▸ Document passage:
◇ ◇ ◇ ◇

Why isn't an MQT table used in the explain plan for a query with (LEFT / RIGHT) OUTER JOIN ?
Even if "set current refresh age any" is used prior to creating the explain plan for MQT, for LEFT / RIGHT OUTER JOIN no MQT matching is generally done. One may see the following message in the explain output:
Diagnostic Details: EXP0057W The following MQT or statistical view was
not considered for rewrite matching because it was
based on recursive VIEWS or contained SQL
constructs other than SELECT, GROUP BY and UNION
Potential workarounds to this problem:
1. Check to see if the OUTER JOIN can be converted to an INNER JOIN by query re-write. An outer join construct is eligible of being transformed to inner join (ie. in the presence of RI relationship between the outer and inner tables, or when the inner stream has null rejection predicate applied in outer query block). Sometimes an outer join can even be removed when it can prove the inner stream has no join expansion nature and it has no consumer in the outer query block.
2. If the application has flexibility to change the query statement and create view, there is a nice DB2 feature to consider as of DB2 v9.7. It is called "View MQT". The usage is simple:
a) Create a view using the original MQT definition query statement
ie. create view v_for_mqt1 as (select a.c3 c3, a.c4 c4 from a left outer join b on a.c1=b.c1 and a.c2 = b.c2);
b) Create view MQT. A view MQT definition must be "select * from <view_name>"
ie. create table mqt1 as (select * from v_for_mqt1) data initially deferred refresh deferred enable query optimization;
c) Change query SQL statement. Search for the sub-query block that exactly matches view definition, replace the sub-query to directly reference the view.
To the end user, except the restriction on MQT definition query form, the view MQT is same as regular MQT - they are maintained the same way. The only different is the internal MQT matching. In addition to regular MQT matching, the view MQT matching has an additional processing - compiler searches the view (ie. v_for_mqt1) name in the query statement and replaces that view with the view MQT. Such "match" is based on the string of the view name. OUTER JOIN as well as other complex constructs for which MQT matching is not supported today is allowed in the view definition and hence MQT definition.

◇ ◇ ◇ ◇

▸ Exercise 1:
In the MQT note, translate this sentence into Spanish: "Such "match" is based on the string of the view name."
▸ Exercise 2:
From the MQT note, reproduce the passage starting at "ie. create table" and ending at "hence MQT definition.".
Use only the text.

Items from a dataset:
◇ ◇ ◇ ◇

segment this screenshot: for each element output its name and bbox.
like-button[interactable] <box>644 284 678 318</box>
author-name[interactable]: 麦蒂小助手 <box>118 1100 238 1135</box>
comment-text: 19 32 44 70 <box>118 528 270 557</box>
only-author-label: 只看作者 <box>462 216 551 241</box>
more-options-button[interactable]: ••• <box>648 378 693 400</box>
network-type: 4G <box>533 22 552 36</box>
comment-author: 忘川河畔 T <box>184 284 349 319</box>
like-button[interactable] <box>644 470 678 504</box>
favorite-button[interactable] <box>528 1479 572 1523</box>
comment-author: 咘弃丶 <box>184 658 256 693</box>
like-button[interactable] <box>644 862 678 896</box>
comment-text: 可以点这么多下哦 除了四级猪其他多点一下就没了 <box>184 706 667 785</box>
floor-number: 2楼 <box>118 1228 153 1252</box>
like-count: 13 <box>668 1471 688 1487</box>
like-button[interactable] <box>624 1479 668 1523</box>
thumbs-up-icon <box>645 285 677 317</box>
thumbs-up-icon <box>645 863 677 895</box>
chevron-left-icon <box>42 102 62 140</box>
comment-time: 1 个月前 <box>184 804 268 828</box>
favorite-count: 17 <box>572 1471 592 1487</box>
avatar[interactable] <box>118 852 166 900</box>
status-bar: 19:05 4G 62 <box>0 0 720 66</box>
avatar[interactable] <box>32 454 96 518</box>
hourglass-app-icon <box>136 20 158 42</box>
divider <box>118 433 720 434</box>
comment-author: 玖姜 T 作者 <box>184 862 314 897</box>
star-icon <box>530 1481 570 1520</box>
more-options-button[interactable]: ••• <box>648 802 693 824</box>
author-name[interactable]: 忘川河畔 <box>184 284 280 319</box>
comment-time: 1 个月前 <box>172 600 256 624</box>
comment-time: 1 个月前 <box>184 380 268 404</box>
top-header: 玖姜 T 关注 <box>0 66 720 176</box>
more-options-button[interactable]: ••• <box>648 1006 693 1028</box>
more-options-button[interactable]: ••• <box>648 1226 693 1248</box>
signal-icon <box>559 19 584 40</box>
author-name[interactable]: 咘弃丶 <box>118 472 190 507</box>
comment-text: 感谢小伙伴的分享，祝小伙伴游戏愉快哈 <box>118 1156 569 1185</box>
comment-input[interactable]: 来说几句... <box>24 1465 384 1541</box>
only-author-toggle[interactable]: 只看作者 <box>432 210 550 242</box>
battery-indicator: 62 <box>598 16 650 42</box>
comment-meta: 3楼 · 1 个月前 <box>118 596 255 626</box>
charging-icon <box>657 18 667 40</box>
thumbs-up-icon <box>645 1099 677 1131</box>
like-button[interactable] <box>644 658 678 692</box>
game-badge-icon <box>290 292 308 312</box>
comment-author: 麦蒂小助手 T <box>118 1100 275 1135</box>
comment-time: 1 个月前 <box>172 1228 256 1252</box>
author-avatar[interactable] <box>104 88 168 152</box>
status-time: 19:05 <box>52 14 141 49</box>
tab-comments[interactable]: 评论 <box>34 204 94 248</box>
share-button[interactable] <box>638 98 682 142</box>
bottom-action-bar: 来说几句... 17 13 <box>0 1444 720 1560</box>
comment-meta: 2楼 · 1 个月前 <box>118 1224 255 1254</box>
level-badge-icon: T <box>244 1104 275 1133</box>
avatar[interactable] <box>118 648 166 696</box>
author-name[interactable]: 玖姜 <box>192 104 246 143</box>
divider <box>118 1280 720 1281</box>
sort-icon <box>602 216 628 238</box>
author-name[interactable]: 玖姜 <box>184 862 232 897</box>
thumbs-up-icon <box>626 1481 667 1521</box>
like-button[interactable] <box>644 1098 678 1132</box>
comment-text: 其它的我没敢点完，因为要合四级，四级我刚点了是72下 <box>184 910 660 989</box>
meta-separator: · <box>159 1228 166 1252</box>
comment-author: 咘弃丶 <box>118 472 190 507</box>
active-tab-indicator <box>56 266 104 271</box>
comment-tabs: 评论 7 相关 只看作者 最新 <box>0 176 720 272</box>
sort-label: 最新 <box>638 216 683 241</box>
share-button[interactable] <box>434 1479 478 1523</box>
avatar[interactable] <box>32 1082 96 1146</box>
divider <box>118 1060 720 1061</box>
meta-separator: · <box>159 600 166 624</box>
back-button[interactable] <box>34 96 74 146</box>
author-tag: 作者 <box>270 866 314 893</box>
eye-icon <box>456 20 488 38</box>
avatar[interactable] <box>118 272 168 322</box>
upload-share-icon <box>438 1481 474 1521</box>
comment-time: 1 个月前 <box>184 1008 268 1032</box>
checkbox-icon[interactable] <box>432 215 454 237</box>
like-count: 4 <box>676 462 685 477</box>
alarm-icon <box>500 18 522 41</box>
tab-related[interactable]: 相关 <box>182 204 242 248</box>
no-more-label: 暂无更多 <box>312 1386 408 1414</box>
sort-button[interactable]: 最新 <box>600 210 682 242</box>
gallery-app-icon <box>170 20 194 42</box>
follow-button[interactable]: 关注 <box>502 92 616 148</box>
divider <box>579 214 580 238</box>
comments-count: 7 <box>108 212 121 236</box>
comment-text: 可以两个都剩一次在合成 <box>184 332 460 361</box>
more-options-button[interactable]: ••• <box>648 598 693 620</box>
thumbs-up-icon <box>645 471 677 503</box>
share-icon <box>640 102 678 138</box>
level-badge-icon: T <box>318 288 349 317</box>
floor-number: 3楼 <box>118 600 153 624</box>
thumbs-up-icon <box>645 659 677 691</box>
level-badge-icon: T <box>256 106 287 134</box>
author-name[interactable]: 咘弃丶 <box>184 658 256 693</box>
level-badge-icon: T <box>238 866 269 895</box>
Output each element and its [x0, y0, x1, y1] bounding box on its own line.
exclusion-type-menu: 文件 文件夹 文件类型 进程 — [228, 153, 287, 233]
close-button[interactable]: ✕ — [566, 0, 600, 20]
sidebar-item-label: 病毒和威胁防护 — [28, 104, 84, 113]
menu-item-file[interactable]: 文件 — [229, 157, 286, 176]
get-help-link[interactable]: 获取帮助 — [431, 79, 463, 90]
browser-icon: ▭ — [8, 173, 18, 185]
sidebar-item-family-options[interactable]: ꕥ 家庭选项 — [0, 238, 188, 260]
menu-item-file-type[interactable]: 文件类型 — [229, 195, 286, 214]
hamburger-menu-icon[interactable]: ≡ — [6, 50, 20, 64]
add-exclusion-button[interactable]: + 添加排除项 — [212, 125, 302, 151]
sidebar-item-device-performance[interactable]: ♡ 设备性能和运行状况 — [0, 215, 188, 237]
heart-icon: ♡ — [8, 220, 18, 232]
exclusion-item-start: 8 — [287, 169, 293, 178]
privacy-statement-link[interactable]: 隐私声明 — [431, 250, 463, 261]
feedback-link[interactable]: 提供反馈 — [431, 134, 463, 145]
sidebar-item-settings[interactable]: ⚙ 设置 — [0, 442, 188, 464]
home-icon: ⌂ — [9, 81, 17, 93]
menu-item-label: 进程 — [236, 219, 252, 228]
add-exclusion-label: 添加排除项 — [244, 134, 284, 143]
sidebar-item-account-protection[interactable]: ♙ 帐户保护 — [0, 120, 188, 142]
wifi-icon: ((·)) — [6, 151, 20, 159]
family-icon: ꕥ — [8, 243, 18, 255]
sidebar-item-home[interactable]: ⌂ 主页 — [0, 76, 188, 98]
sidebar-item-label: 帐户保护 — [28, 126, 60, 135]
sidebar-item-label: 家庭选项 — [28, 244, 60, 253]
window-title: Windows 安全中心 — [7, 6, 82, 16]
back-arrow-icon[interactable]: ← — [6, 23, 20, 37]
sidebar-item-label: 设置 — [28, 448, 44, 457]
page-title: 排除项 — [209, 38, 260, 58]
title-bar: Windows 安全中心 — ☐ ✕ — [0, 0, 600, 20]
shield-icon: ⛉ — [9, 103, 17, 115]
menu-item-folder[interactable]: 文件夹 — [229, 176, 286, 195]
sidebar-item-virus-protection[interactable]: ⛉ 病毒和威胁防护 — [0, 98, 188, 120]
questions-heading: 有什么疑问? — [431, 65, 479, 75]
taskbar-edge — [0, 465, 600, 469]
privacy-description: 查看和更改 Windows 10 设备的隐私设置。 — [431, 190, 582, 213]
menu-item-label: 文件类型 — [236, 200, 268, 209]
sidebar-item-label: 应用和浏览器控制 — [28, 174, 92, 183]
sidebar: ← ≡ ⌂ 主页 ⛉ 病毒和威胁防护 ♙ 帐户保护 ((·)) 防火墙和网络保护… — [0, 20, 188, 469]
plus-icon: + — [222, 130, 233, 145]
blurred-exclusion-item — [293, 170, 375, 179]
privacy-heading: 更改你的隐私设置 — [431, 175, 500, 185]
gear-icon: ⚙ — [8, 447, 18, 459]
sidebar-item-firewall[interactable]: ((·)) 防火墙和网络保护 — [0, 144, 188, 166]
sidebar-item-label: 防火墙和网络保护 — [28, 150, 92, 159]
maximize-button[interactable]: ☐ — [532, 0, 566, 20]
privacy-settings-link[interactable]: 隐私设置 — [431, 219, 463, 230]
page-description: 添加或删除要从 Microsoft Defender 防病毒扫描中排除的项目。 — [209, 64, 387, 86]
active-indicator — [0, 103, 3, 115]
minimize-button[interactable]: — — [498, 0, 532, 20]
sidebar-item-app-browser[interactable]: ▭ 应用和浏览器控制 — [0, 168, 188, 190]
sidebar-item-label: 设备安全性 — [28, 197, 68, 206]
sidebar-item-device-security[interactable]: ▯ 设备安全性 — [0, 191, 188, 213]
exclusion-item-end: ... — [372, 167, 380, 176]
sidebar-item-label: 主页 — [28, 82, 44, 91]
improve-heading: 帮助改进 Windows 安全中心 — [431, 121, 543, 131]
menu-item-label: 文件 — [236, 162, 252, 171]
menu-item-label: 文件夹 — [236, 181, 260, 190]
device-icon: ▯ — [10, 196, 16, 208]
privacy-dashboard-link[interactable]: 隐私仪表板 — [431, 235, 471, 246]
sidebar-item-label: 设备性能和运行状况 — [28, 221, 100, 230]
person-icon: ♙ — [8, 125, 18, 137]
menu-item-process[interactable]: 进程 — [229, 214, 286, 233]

◇ ◇ ◇ ◇

▸ Expected answer 1:
Dicha «coincidencia» se basa en la cadena del nombre de la vista.

▸ Expected answer 2:
ie. create table mqt1 as (select * from v_for_mqt1) data initially deferred refresh deferred enable query optimization;
c) Change query SQL statement. Search for the sub-query block that exactly matches view definition, replace the sub-query to directly reference the view.
To the end user, except the restriction on MQT definition query form, the view MQT is same as regular MQT - they are maintained the same way. The only different is the internal MQT matching. In addition to regular MQT matching, the view MQT matching has an additional processing - compiler searches the view (ie. v_for_mqt1) name in the query statement and replaces that view with the view MQT. Such "match" is based on the string of the view name. OUTER JOIN as well as other complex constructs for which MQT matching is not supported today is allowed in the view definition and hence MQT definition.